-- Start RAW DATA --
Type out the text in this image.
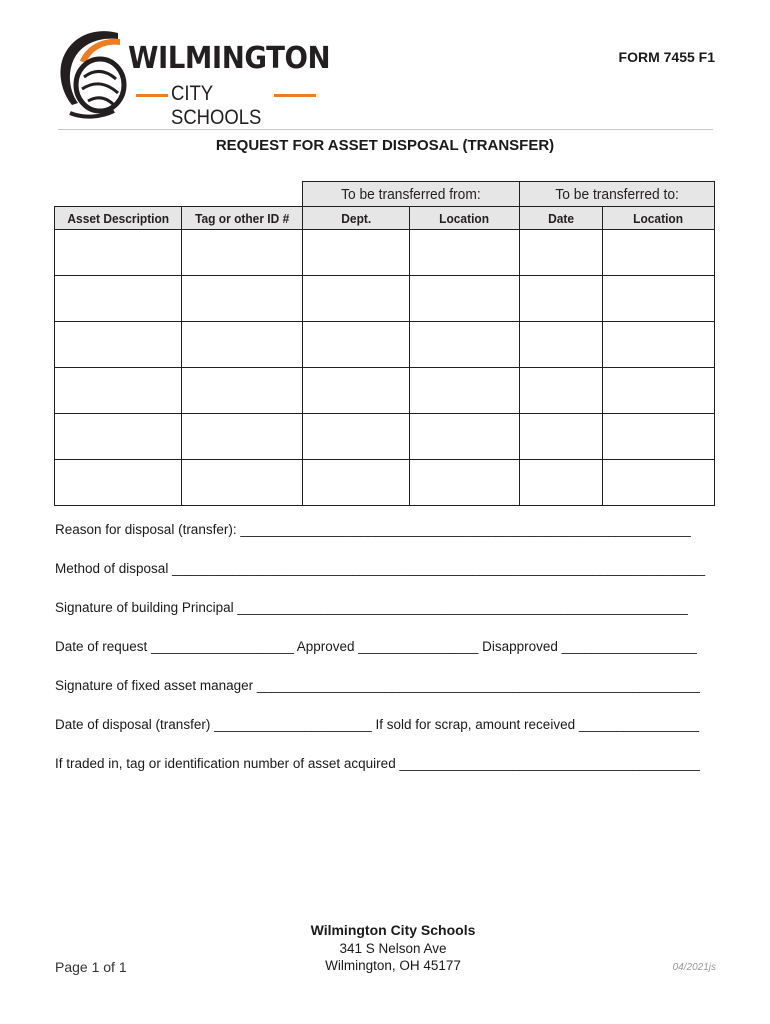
WILMINGTON
CITY SCHOOLS
FORM 7455 F1
REQUEST FOR ASSET DISPOSAL (TRANSFER)
		To be transferred from:		To be transferred to:	
Asset Description	Tag or other ID #	Dept.	Location	Date	Location

Reason for disposal (transfer): ____________________________________________________________
Method of disposal _______________________________________________________________________
Signature of building Principal ____________________________________________________________
Date of request ___________________ Approved ________________ Disapproved __________________
Signature of fixed asset manager ___________________________________________________________
Date of disposal (transfer) _____________________ If sold for scrap, amount received ________________
If traded in, tag or identification number of asset acquired ________________________________________
Wilmington City Schools
341 S Nelson Ave
Wilmington, OH 45177
Page 1 of 1	04/2021js
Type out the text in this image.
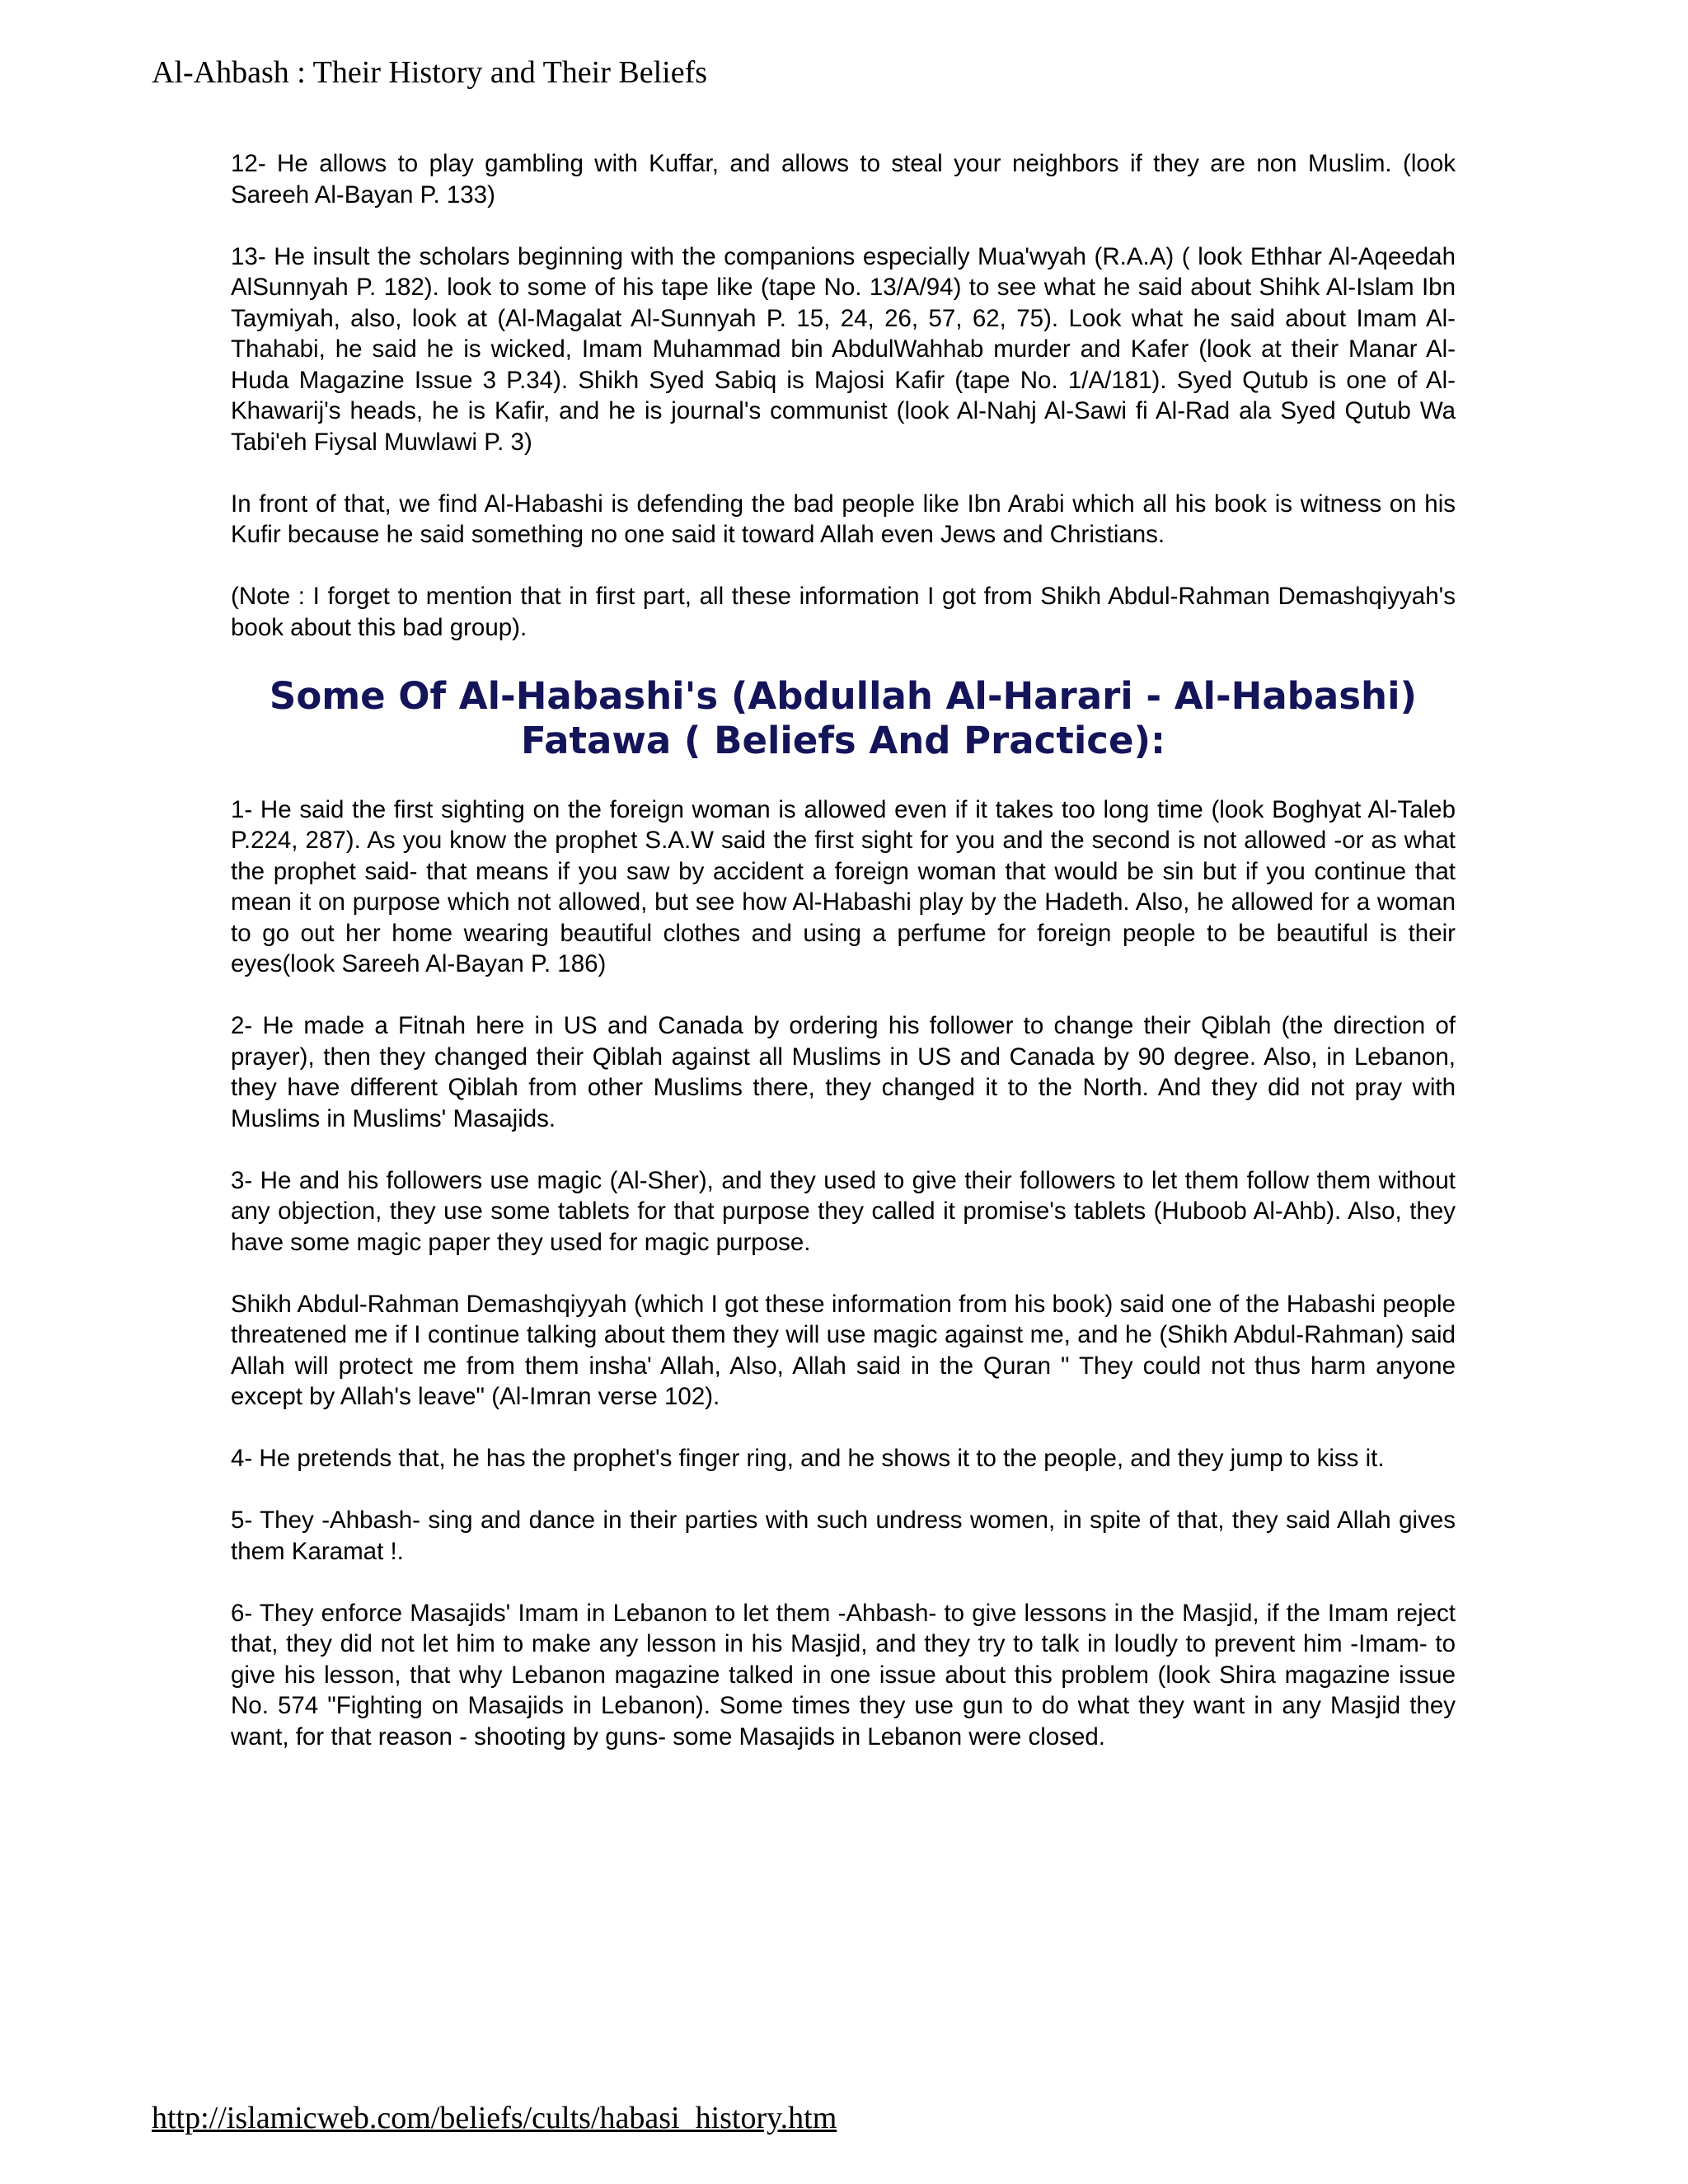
Al-Ahbash : Their History and Their Beliefs

12- He allows to play gambling with Kuffar, and allows to steal your neighbors if they are non Muslim. (look Sareeh Al-Bayan P. 133)

13- He insult the scholars beginning with the companions especially Mua'wyah (R.A.A) ( look Ethhar Al-Aqeedah AlSunnyah P. 182). look to some of his tape like (tape No. 13/A/94) to see what he said about Shihk Al-Islam Ibn Taymiyah, also, look at (Al-Magalat Al-Sunnyah P. 15, 24, 26, 57, 62, 75). Look what he said about Imam Al-Thahabi, he said he is wicked, Imam Muhammad bin AbdulWahhab murder and Kafer (look at their Manar Al-Huda Magazine Issue 3 P.34). Shikh Syed Sabiq is Majosi Kafir (tape No. 1/A/181). Syed Qutub is one of Al-Khawarij's heads, he is Kafir, and he is journal's communist (look Al-Nahj Al-Sawi fi Al-Rad ala Syed Qutub Wa Tabi'eh Fiysal Muwlawi P. 3)

In front of that, we find Al-Habashi is defending the bad people like Ibn Arabi which all his book is witness on his Kufir because he said something no one said it toward Allah even Jews and Christians.

(Note : I forget to mention that in first part, all these information I got from Shikh Abdul-Rahman Demashqiyyah's book about this bad group).

Some Of Al-Habashi's (Abdullah Al-Harari - Al-Habashi)
Fatawa ( Beliefs And Practice):

1- He said the first sighting on the foreign woman is allowed even if it takes too long time (look Boghyat Al-Taleb P.224, 287). As you know the prophet S.A.W said the first sight for you and the second is not allowed -or as what the prophet said- that means if you saw by accident a foreign woman that would be sin but if you continue that mean it on purpose which not allowed, but see how Al-Habashi play by the Hadeth. Also, he allowed for a woman to go out her home wearing beautiful clothes and using a perfume for foreign people to be beautiful is their eyes(look Sareeh Al-Bayan P. 186)

2- He made a Fitnah here in US and Canada by ordering his follower to change their Qiblah (the direction of prayer), then they changed their Qiblah against all Muslims in US and Canada by 90 degree. Also, in Lebanon, they have different Qiblah from other Muslims there, they changed it to the North. And they did not pray with Muslims in Muslims' Masajids.

3- He and his followers use magic (Al-Sher), and they used to give their followers to let them follow them without any objection, they use some tablets for that purpose they called it promise's tablets (Huboob Al-Ahb). Also, they have some magic paper they used for magic purpose.

Shikh Abdul-Rahman Demashqiyyah (which I got these information from his book) said one of the Habashi people threatened me if I continue talking about them they will use magic against me, and he (Shikh Abdul-Rahman) said Allah will protect me from them insha' Allah, Also, Allah said in the Quran " They could not thus harm anyone except by Allah's leave" (Al-Imran verse 102).

4- He pretends that, he has the prophet's finger ring, and he shows it to the people, and they jump to kiss it.

5- They -Ahbash- sing and dance in their parties with such undress women, in spite of that, they said Allah gives them Karamat !.

6- They enforce Masajids' Imam in Lebanon to let them -Ahbash- to give lessons in the Masjid, if the Imam reject that, they did not let him to make any lesson in his Masjid, and they try to talk in loudly to prevent him -Imam- to give his lesson, that why Lebanon magazine talked in one issue about this problem (look Shira magazine issue No. 574 "Fighting on Masajids in Lebanon). Some times they use gun to do what they want in any Masjid they want, for that reason - shooting by guns- some Masajids in Lebanon were closed.

http://islamicweb.com/beliefs/cults/habasi_history.htm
-- End RAW DATA --
Copy every line of the material in which the word "Masajids" occurs.

ANSWER BELOW:
2- He made a Fitnah here in US and Canada by ordering his follower to change their Qiblah (the direction of prayer), then they changed their Qiblah against all Muslims in US and Canada by 90 degree. Also, in Lebanon, they have different Qiblah from other Muslims there, they changed it to the North. And they did not pray with Muslims in Muslims' Masajids.
6- They enforce Masajids' Imam in Lebanon to let them -Ahbash- to give lessons in the Masjid, if the Imam reject that, they did not let him to make any lesson in his Masjid, and they try to talk in loudly to prevent him -Imam- to give his lesson, that why Lebanon magazine talked in one issue about this problem (look Shira magazine issue No. 574 "Fighting on Masajids in Lebanon). Some times they use gun to do what they want in any Masjid they want, for that reason - shooting by guns- some Masajids in Lebanon were closed.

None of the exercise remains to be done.